start Information shown

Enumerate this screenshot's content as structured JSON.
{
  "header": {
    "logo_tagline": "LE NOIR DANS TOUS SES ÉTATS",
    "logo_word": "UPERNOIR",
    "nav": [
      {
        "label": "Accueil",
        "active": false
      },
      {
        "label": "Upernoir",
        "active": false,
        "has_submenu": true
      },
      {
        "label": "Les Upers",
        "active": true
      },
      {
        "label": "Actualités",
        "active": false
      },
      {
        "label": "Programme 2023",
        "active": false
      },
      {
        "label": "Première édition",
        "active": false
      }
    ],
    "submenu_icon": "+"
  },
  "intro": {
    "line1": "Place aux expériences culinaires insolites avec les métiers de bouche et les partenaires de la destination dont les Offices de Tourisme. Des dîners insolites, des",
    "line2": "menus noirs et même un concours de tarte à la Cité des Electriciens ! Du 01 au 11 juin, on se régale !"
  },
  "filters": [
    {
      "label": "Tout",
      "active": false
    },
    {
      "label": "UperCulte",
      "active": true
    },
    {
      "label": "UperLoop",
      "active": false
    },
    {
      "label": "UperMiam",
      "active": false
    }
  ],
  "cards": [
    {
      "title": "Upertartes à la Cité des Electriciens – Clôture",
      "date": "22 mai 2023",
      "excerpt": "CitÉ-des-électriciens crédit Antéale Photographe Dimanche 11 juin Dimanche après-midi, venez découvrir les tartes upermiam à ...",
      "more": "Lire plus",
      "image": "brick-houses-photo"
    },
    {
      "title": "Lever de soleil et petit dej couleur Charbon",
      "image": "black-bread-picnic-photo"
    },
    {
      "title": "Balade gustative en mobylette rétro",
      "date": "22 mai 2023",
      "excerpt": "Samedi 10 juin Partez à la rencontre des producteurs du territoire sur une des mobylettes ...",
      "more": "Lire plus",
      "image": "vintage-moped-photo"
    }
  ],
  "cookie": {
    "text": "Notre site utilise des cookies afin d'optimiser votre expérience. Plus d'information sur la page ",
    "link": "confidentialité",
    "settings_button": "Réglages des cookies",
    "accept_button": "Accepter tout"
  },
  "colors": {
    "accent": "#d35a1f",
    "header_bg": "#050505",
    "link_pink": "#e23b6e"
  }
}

end Information shown
start Information shown

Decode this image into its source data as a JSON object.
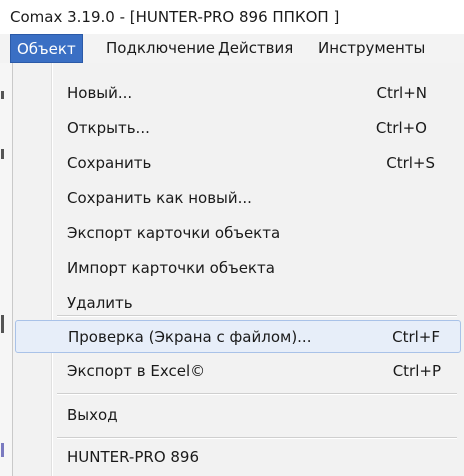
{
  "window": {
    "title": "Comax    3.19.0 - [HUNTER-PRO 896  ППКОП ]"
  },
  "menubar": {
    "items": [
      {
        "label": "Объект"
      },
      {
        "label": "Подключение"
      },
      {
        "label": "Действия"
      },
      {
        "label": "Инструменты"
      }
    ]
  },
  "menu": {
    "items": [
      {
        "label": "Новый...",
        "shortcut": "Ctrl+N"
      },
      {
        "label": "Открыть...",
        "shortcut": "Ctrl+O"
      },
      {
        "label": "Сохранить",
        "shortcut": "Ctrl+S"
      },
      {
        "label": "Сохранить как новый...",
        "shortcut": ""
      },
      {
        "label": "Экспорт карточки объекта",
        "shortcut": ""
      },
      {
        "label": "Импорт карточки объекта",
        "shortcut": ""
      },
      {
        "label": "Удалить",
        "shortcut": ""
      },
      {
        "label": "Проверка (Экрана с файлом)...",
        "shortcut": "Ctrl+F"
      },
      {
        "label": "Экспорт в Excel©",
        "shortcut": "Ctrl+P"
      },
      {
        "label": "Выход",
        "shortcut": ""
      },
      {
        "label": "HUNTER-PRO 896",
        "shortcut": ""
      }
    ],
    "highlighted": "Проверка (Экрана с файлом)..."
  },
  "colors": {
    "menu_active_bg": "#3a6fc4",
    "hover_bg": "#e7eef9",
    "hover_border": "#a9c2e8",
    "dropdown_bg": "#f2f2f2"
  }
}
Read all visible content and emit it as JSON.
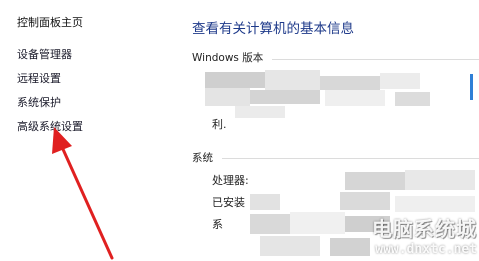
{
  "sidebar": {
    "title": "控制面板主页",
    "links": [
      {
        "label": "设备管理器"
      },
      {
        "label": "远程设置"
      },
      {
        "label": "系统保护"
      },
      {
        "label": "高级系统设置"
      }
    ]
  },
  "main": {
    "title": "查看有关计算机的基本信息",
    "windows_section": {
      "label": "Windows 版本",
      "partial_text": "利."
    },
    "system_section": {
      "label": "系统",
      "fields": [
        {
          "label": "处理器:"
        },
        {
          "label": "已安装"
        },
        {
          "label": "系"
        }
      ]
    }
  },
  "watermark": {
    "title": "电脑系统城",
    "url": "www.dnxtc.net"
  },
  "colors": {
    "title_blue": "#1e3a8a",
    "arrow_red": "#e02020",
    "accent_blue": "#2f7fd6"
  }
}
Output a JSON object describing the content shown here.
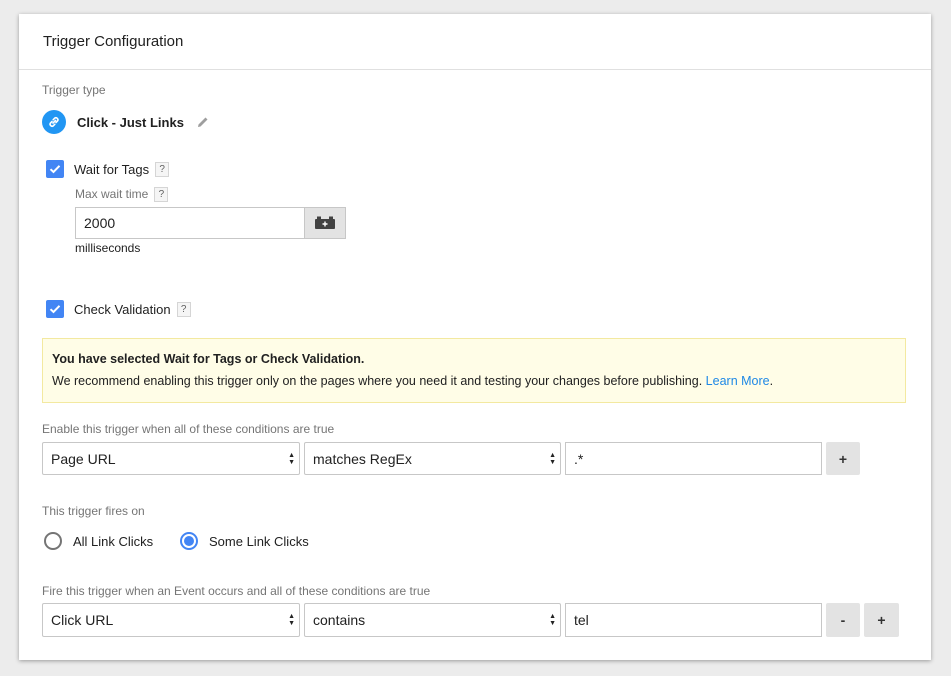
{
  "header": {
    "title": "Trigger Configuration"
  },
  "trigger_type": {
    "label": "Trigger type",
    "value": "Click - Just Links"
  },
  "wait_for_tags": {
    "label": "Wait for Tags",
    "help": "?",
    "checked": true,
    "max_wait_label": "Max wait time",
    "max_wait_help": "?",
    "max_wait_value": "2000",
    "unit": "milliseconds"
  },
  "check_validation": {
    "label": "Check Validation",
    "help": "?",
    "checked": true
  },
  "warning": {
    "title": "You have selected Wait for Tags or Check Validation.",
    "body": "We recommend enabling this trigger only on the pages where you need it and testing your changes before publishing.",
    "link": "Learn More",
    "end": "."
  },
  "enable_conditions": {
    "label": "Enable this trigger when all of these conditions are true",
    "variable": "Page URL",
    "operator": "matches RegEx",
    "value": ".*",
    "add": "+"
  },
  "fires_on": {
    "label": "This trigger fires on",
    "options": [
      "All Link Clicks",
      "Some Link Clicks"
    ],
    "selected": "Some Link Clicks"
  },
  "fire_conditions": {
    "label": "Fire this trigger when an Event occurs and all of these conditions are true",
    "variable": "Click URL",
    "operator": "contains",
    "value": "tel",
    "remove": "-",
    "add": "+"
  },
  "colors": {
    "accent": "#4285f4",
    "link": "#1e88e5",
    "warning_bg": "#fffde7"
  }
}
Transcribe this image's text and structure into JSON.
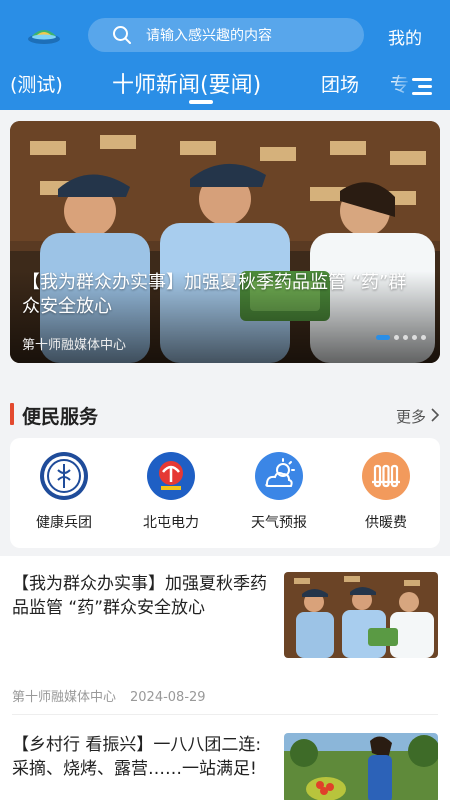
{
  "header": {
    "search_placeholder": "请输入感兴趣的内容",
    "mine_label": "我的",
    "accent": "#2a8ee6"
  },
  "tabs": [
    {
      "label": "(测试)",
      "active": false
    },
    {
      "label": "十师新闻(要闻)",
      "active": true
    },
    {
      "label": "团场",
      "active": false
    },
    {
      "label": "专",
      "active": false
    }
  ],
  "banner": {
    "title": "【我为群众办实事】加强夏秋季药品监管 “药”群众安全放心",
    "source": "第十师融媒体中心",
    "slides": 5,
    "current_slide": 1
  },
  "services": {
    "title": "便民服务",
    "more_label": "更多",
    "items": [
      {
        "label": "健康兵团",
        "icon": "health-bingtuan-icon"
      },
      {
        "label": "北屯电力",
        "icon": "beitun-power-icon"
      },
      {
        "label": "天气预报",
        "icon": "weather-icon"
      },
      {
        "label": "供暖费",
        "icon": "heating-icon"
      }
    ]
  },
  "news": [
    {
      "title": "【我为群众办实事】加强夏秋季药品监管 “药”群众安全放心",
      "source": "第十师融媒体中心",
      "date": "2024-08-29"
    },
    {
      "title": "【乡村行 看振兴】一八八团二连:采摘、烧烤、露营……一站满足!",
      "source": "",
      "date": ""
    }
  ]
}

end Information shown

Give the number of lines in the records that contain the string "content", and nothing besides.

In response: 3